▶ _SHORT PROBLEM_
Print the complete set of entries exactly.

▶ _LISTING_
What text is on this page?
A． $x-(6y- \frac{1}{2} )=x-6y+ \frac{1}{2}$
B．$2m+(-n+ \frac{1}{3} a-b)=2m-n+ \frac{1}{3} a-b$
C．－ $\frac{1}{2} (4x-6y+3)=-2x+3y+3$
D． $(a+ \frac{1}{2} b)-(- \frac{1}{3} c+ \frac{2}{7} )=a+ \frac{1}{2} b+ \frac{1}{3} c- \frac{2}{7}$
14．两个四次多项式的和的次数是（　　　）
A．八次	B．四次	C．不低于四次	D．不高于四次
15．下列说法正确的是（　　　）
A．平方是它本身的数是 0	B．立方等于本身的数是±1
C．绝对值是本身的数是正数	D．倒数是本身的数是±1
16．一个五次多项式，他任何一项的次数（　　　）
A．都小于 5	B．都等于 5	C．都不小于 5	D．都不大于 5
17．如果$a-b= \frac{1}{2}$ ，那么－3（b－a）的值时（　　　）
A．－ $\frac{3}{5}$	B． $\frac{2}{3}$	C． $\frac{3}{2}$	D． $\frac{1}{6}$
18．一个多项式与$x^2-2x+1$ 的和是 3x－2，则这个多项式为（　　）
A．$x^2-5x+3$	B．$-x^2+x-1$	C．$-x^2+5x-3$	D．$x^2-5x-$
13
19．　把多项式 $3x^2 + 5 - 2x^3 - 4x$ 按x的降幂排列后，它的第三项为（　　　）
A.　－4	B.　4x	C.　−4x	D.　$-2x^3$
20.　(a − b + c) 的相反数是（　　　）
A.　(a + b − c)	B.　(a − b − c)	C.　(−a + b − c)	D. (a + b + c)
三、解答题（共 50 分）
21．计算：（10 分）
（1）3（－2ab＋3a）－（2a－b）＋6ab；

▶ _ANSWER TO THE EXERCISE_
What text is on this page?
A． $x-(6y- \frac{1}{2} )=x-6y+ \frac{1}{2}$
B．$2m+(-n+ \frac{1}{3} a-b)=2m-n+ \frac{1}{3} a-b$
C．－ $\frac{1}{2} (4x-6y+3)=-2x+3y+3$
D． $(a+ \frac{1}{2} b)-(- \frac{1}{3} c+ \frac{2}{7} )=a+ \frac{1}{2} b+ \frac{1}{3} c- \frac{2}{7}$
14．两个四次多项式的和的次数是（　　　）
A．八次	B．四次	C．不低于四次	D．不高于四次
15．下列说法正确的是（　　　）
A．平方是它本身的数是 0	B．立方等于本身的数是±1
C．绝对值是本身的数是正数	D．倒数是本身的数是±1
16．一个五次多项式，他任何一项的次数（　　　）
A．都小于 5	B．都等于 5	C．都不小于 5	D．都不大于 5
17．如果$a-b= \frac{1}{2}$ ，那么－3（b－a）的值时（　　　）
A．－ $\frac{3}{5}$	B． $\frac{2}{3}$	C． $\frac{3}{2}$	D． $\frac{1}{6}$
18．一个多项式与$x^2-2x+1$ 的和是 3x－2，则这个多项式为（　　）
A．$x^2-5x+3$	B．$-x^2+x-1$	C．$-x^2+5x-3$	D．$x^2-5x-$
13
19．　把多项式 $3x^2 + 5 - 2x^3 - 4x$ 按x的降幂排列后，它的第三项为（　　　）
A.　－4	B.　4x	C.　−4x	D.　$-2x^3$
20.　(a − b + c) 的相反数是（　　　）
A.　(a + b − c)	B.　(a − b − c)	C.　(−a + b − c)	D. (a + b + c)
三、解答题（共 50 分）
21．计算：（10 分）
（1）3（－2ab＋3a）－（2a－b）＋6ab；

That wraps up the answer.